**THE DATA:**
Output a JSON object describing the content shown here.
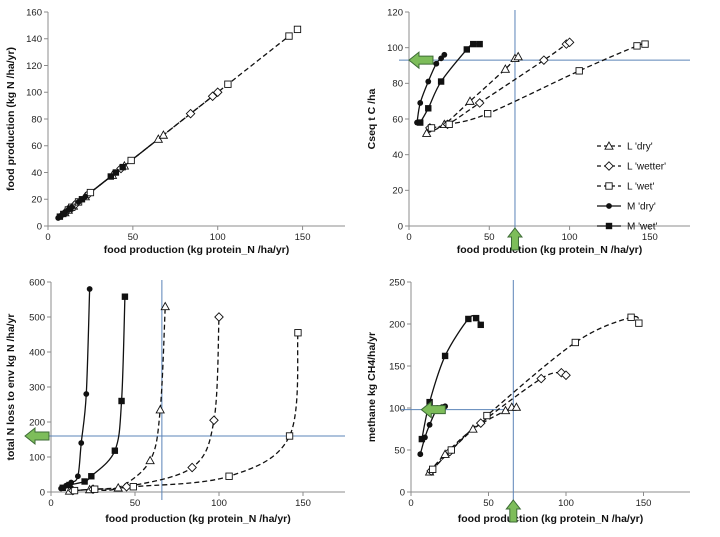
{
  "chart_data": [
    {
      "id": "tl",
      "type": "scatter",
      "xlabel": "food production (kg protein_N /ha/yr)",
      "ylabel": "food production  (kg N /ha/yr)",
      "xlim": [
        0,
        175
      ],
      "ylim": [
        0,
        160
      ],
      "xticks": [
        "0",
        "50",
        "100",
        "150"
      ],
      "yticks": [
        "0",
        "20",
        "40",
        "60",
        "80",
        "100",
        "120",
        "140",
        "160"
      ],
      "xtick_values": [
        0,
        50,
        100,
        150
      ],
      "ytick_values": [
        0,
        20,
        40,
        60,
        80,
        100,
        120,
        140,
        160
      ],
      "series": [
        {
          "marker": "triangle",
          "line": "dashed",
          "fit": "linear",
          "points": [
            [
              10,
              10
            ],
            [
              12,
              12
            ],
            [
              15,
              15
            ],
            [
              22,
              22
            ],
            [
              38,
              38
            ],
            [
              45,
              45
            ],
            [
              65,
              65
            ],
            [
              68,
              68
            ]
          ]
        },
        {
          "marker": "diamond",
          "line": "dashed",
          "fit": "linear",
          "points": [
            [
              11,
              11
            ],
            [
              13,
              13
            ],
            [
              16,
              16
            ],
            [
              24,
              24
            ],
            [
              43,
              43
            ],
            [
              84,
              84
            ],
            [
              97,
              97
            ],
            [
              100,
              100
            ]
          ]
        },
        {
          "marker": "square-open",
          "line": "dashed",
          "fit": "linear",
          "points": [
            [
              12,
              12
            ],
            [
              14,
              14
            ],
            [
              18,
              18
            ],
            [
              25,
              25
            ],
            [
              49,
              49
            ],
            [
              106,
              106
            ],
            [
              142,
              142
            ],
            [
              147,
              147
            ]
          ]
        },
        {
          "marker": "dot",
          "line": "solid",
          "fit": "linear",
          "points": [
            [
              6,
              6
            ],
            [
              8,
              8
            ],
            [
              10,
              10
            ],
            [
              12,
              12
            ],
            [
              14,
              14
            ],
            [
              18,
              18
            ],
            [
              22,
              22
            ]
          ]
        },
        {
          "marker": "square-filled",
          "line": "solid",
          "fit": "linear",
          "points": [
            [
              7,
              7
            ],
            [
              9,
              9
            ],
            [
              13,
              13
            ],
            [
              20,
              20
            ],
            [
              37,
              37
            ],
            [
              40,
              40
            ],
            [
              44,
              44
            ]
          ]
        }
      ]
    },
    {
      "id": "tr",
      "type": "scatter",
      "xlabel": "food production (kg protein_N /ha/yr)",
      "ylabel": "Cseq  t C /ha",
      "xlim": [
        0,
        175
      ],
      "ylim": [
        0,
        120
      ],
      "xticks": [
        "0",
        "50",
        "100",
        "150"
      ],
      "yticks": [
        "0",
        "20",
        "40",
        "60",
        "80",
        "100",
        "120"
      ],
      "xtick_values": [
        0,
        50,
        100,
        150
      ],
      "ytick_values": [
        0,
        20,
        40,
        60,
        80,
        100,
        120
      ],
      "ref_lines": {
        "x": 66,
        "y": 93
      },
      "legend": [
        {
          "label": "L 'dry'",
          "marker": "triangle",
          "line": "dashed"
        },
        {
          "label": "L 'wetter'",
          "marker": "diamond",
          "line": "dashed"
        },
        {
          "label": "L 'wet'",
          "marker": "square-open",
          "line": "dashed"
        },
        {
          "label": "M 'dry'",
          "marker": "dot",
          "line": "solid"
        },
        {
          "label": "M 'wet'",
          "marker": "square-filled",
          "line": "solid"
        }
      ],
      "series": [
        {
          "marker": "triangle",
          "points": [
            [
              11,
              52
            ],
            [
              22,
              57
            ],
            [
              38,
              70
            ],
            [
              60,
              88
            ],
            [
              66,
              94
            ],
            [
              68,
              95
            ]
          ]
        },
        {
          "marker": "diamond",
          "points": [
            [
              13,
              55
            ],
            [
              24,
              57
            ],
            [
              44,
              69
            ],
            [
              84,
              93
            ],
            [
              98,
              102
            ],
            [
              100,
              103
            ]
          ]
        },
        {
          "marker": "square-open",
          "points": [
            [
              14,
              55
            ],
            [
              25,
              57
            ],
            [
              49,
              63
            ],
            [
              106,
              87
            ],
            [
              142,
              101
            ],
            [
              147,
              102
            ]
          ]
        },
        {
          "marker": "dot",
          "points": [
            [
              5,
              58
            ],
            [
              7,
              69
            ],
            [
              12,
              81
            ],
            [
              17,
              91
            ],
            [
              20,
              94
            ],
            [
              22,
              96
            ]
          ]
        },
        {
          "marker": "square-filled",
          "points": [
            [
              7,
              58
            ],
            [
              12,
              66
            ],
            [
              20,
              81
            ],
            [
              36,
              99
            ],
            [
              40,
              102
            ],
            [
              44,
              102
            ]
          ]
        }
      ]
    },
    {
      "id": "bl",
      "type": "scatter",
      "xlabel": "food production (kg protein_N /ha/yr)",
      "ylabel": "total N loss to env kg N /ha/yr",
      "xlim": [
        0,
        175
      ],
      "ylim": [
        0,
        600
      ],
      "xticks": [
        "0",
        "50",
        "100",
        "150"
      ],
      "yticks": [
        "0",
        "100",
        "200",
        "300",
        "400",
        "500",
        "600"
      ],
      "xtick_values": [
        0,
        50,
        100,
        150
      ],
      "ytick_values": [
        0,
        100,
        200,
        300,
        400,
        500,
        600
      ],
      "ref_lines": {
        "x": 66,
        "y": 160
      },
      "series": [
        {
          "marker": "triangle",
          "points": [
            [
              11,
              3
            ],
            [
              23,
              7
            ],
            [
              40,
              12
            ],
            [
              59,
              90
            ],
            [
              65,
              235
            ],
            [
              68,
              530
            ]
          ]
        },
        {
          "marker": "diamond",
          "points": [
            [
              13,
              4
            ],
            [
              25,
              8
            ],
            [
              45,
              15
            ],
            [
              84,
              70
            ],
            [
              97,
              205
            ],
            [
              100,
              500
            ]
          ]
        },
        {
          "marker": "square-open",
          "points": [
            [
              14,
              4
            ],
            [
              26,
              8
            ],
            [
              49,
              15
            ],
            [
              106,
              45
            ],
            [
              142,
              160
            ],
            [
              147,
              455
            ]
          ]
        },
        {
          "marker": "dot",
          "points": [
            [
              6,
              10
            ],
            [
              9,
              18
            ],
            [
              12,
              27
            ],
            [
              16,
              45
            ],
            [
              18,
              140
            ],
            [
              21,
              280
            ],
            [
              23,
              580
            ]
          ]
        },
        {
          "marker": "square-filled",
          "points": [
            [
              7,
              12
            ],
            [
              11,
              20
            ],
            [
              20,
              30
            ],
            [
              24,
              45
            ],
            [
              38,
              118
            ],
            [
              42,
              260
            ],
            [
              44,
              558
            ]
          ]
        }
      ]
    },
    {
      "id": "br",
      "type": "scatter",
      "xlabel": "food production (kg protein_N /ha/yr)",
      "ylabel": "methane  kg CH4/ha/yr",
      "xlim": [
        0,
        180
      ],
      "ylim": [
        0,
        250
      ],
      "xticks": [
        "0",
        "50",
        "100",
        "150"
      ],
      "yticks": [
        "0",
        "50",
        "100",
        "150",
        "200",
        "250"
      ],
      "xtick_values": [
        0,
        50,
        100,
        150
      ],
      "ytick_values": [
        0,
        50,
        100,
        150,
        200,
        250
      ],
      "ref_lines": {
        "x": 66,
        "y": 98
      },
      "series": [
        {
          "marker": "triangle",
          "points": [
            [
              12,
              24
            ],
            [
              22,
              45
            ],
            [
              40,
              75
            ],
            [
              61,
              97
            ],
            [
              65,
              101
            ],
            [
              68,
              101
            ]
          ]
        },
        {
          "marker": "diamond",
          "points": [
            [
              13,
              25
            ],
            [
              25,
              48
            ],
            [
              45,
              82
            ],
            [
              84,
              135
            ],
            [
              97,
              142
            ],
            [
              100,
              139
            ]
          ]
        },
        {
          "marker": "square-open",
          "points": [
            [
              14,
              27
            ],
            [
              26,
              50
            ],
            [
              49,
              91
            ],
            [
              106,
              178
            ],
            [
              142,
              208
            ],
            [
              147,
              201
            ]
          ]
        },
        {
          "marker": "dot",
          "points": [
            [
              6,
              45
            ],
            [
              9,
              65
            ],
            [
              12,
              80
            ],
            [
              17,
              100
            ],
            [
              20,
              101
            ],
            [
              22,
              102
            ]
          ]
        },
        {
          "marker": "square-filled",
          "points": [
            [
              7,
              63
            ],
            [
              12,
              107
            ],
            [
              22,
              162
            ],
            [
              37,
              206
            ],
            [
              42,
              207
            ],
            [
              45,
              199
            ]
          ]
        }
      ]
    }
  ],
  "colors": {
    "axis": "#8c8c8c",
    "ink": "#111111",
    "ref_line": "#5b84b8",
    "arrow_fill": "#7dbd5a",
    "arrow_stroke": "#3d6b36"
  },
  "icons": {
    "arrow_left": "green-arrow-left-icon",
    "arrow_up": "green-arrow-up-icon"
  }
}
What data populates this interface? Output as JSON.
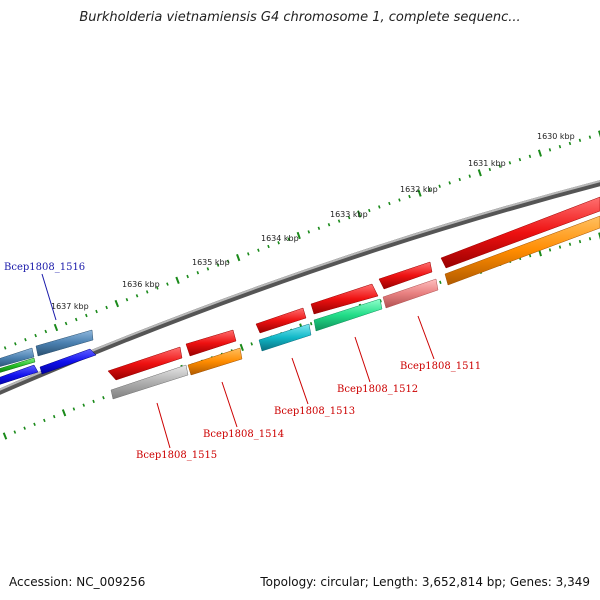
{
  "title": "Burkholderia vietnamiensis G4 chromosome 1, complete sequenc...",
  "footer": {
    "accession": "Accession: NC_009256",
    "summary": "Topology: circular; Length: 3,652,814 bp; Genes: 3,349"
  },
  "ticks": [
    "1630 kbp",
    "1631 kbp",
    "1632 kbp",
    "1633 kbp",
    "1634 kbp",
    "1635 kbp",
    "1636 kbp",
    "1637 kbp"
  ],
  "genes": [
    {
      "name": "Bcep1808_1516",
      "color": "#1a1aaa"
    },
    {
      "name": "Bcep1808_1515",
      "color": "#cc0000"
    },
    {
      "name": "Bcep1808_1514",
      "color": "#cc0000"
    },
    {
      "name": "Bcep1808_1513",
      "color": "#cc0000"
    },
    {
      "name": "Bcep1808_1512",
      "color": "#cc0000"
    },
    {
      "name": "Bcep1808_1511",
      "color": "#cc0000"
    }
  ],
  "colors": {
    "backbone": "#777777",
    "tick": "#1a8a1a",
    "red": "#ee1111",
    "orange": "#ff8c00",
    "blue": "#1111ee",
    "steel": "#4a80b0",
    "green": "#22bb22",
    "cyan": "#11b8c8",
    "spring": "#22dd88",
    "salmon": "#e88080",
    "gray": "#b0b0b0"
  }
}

**WHAT THE TASK REQUIRES:** Your task is to return each line of the data above that contains the string "JSON".

**ANSWER AREA:**
Output a JSON object describing the content shown here.
What data populates this interface? Output as JSON.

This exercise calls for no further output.